Written request: Collect every line below that contains the word "RnaudBertrand".

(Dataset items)
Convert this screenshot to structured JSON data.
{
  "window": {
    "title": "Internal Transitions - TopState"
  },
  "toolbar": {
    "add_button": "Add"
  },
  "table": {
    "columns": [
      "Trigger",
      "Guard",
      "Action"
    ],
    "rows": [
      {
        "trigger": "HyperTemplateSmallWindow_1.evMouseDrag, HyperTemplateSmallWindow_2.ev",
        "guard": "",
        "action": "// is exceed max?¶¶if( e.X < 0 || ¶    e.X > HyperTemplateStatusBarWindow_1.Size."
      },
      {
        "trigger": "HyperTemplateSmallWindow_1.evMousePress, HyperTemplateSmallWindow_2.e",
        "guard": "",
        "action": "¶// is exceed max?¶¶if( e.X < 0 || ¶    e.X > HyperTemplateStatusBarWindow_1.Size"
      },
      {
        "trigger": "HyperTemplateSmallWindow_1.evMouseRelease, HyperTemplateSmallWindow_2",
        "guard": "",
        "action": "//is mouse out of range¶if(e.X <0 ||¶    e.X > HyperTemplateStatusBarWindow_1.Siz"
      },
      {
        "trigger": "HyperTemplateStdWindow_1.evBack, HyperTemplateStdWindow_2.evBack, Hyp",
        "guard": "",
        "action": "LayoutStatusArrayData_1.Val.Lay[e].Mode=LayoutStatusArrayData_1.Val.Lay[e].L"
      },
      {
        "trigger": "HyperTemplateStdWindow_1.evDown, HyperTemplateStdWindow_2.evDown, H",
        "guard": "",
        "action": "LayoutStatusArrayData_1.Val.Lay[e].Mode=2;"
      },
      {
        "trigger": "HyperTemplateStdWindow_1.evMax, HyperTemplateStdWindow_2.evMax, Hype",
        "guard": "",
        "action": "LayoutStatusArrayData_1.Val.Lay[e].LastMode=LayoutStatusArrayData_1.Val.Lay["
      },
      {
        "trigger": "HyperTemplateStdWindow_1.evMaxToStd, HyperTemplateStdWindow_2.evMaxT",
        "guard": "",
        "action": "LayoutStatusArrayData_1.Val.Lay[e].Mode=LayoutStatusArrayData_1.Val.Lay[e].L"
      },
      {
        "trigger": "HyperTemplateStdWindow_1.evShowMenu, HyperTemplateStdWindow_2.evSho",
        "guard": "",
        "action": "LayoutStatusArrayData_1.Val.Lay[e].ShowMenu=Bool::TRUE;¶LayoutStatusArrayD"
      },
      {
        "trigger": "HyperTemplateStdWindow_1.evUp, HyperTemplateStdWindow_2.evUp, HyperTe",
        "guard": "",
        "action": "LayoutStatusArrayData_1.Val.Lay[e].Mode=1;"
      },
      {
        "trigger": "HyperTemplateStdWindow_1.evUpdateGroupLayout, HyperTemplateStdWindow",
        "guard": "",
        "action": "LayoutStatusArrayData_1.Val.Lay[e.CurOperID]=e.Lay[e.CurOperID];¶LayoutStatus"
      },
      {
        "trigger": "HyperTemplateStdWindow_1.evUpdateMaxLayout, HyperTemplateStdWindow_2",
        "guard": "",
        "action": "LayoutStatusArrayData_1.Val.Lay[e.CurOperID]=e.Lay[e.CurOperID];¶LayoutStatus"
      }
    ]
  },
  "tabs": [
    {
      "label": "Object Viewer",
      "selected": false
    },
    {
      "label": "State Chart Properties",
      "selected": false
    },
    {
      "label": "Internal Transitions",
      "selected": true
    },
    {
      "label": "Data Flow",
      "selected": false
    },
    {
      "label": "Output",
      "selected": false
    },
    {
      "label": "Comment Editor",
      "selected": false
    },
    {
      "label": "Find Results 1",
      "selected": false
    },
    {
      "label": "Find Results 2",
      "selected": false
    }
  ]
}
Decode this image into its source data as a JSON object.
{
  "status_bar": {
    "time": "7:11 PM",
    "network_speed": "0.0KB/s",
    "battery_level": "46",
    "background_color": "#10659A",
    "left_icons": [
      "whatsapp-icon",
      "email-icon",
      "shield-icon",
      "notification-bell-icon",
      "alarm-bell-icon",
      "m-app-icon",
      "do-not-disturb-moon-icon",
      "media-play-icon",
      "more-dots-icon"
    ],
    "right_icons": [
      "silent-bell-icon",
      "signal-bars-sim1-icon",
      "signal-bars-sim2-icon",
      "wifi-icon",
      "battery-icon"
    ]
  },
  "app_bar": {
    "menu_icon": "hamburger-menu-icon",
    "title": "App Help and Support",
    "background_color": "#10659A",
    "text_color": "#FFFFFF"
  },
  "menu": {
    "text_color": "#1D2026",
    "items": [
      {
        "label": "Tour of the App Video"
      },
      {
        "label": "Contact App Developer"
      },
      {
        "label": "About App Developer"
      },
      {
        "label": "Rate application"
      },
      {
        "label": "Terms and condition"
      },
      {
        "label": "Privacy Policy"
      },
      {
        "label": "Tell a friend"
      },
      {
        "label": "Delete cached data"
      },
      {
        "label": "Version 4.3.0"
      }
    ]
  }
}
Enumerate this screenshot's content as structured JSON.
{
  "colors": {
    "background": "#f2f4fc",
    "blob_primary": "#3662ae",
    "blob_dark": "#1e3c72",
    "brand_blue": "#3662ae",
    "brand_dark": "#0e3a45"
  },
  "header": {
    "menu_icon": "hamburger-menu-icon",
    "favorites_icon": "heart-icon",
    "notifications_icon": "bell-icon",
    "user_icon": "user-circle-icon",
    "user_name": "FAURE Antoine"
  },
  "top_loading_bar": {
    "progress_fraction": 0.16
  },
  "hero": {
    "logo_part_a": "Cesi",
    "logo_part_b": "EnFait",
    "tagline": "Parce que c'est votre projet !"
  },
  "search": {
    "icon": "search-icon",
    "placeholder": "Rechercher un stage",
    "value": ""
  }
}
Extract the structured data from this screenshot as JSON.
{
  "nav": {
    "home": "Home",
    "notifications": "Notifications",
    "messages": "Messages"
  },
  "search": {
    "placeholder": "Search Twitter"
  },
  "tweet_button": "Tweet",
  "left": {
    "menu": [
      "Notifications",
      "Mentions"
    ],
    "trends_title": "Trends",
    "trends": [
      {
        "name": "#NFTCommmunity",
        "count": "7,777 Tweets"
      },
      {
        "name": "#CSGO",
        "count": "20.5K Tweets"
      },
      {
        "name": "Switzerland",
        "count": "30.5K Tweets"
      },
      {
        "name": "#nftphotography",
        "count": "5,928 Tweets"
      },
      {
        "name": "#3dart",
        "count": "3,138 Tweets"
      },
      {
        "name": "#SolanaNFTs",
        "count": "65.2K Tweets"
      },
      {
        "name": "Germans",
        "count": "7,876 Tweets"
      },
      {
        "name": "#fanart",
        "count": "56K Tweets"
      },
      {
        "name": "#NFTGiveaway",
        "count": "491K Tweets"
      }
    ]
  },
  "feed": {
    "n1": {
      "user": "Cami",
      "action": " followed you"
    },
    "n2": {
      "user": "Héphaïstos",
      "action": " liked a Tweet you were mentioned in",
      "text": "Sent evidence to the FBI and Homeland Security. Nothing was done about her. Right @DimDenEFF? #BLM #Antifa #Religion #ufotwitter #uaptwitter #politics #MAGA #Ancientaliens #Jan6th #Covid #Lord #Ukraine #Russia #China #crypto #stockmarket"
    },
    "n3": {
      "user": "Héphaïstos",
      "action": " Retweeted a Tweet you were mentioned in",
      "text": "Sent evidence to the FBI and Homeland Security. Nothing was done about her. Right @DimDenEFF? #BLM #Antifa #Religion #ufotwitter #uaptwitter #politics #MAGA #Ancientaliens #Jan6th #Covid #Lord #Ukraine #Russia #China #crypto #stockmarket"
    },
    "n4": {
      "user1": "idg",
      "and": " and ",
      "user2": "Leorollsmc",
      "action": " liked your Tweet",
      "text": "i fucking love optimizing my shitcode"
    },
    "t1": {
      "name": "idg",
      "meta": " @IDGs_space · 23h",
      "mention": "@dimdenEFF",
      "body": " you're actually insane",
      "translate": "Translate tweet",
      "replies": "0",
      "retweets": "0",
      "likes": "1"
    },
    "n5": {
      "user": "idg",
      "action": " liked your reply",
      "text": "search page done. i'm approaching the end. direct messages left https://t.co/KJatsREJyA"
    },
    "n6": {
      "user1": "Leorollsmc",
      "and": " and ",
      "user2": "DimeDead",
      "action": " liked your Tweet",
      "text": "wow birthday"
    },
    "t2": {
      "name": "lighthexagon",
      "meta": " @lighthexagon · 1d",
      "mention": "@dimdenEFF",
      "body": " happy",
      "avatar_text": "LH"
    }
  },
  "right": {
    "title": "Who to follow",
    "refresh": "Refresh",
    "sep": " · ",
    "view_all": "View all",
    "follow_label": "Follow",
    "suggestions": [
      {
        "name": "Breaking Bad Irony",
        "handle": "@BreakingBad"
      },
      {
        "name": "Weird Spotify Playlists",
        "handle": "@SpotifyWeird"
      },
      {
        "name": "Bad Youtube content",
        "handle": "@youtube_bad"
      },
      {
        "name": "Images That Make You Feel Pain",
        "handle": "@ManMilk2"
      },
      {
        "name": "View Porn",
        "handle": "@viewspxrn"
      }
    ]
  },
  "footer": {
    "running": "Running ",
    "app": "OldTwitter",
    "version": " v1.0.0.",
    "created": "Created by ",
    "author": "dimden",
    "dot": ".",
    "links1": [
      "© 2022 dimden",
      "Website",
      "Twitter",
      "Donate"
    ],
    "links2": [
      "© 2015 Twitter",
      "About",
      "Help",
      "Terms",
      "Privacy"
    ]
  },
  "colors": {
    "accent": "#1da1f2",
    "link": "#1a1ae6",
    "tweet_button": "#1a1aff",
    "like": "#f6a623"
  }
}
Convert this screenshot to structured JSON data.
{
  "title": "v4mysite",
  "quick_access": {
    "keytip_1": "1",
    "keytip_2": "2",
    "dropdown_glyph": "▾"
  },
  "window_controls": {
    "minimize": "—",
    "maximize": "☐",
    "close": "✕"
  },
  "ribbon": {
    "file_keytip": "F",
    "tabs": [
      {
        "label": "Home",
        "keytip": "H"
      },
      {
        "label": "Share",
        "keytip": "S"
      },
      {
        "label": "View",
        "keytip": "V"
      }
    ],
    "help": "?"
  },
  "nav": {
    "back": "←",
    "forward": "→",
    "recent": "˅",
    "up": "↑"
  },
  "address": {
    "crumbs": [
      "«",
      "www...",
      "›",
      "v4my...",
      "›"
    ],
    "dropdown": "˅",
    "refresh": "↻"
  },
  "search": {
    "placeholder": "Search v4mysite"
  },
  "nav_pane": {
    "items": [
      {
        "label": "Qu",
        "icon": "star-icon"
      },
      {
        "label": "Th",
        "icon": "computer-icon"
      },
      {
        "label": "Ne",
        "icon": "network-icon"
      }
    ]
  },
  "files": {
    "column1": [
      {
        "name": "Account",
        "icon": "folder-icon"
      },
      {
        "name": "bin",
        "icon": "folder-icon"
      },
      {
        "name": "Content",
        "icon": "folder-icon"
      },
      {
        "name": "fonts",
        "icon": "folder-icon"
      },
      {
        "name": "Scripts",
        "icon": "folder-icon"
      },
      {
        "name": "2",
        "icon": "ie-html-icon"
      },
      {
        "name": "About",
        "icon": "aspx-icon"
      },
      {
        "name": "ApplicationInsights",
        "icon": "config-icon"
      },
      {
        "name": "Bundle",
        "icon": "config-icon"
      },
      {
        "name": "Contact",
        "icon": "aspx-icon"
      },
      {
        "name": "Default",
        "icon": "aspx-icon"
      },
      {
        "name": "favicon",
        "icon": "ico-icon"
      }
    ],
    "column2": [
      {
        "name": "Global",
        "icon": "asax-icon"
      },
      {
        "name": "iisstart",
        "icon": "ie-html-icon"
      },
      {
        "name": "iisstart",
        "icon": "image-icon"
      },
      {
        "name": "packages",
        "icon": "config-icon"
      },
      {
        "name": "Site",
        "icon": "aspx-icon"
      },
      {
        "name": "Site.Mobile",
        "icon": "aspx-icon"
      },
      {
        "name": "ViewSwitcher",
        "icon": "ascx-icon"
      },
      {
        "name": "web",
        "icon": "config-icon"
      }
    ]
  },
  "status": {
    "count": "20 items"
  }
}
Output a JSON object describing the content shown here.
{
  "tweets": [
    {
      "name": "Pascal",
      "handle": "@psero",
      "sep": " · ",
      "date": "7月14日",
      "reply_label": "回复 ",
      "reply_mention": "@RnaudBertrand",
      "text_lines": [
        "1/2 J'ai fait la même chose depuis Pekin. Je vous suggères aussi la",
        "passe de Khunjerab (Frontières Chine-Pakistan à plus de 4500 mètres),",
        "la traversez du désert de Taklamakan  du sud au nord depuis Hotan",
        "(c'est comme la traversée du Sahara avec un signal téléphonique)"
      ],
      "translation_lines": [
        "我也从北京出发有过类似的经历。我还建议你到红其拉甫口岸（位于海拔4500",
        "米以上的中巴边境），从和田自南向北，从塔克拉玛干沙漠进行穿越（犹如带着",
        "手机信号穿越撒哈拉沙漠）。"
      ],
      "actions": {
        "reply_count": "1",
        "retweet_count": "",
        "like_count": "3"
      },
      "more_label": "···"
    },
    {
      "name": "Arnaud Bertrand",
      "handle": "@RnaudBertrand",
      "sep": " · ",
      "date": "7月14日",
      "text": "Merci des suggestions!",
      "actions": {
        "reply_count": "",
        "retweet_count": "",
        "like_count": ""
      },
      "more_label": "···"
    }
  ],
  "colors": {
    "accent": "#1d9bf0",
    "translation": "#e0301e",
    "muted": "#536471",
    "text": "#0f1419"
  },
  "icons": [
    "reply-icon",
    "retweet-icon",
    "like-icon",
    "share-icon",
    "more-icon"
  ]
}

Output of the exercise:
      "reply_mention": "@RnaudBertrand",
      "handle": "@RnaudBertrand",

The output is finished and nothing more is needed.